§ **Directions**:
Copy the lines below as they are; omit the images they contain.

Data records
┄┄┄┄┄┄

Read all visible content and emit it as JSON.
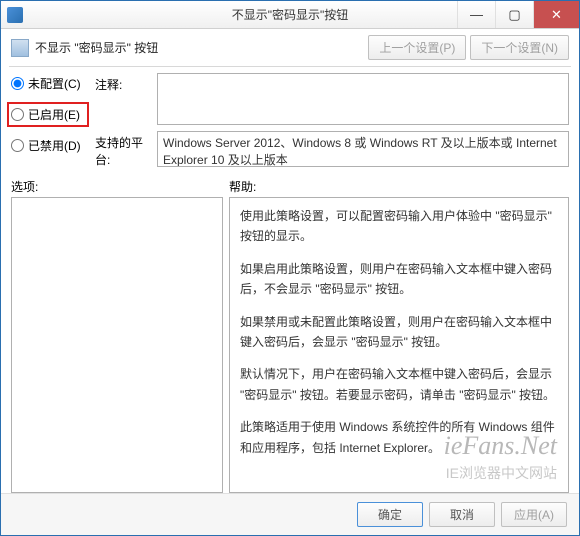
{
  "window": {
    "title": "不显示\"密码显示\"按钮"
  },
  "header": {
    "title": "不显示 \"密码显示\" 按钮",
    "prev_label": "上一个设置(P)",
    "next_label": "下一个设置(N)"
  },
  "radios": {
    "not_configured": "未配置(C)",
    "enabled": "已启用(E)",
    "disabled": "已禁用(D)",
    "selected": "not_configured"
  },
  "comment": {
    "label": "注释:"
  },
  "platform": {
    "label": "支持的平台:",
    "text": "Windows Server 2012、Windows 8 或 Windows RT 及以上版本或 Internet Explorer 10 及以上版本"
  },
  "panels": {
    "options_label": "选项:",
    "help_label": "帮助:"
  },
  "help": {
    "p1": "使用此策略设置，可以配置密码输入用户体验中 \"密码显示\" 按钮的显示。",
    "p2": "如果启用此策略设置，则用户在密码输入文本框中键入密码后，不会显示 \"密码显示\" 按钮。",
    "p3": "如果禁用或未配置此策略设置，则用户在密码输入文本框中键入密码后，会显示 \"密码显示\" 按钮。",
    "p4": "默认情况下，用户在密码输入文本框中键入密码后，会显示 \"密码显示\" 按钮。若要显示密码，请单击 \"密码显示\" 按钮。",
    "p5": "此策略适用于使用 Windows 系统控件的所有 Windows 组件和应用程序，包括 Internet Explorer。"
  },
  "watermark": {
    "line1": "ieFans.Net",
    "line2": "IE浏览器中文网站"
  },
  "footer": {
    "ok": "确定",
    "cancel": "取消",
    "apply": "应用(A)"
  }
}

┄┄┄┄┄┄

§ **Output for this task**:
Read all visible content and emit it as JSON.
{
  "window": {
    "title": "不显示\"密码显示\"按钮"
  },
  "header": {
    "title": "不显示 \"密码显示\" 按钮",
    "prev_label": "上一个设置(P)",
    "next_label": "下一个设置(N)"
  },
  "radios": {
    "not_configured": "未配置(C)",
    "enabled": "已启用(E)",
    "disabled": "已禁用(D)",
    "selected": "not_configured"
  },
  "comment": {
    "label": "注释:"
  },
  "platform": {
    "label": "支持的平台:",
    "text": "Windows Server 2012、Windows 8 或 Windows RT 及以上版本或 Internet Explorer 10 及以上版本"
  },
  "panels": {
    "options_label": "选项:",
    "help_label": "帮助:"
  },
  "help": {
    "p1": "使用此策略设置，可以配置密码输入用户体验中 \"密码显示\" 按钮的显示。",
    "p2": "如果启用此策略设置，则用户在密码输入文本框中键入密码后，不会显示 \"密码显示\" 按钮。",
    "p3": "如果禁用或未配置此策略设置，则用户在密码输入文本框中键入密码后，会显示 \"密码显示\" 按钮。",
    "p4": "默认情况下，用户在密码输入文本框中键入密码后，会显示 \"密码显示\" 按钮。若要显示密码，请单击 \"密码显示\" 按钮。",
    "p5": "此策略适用于使用 Windows 系统控件的所有 Windows 组件和应用程序，包括 Internet Explorer。"
  },
  "watermark": {
    "line1": "ieFans.Net",
    "line2": "IE浏览器中文网站"
  },
  "footer": {
    "ok": "确定",
    "cancel": "取消",
    "apply": "应用(A)"
  }
}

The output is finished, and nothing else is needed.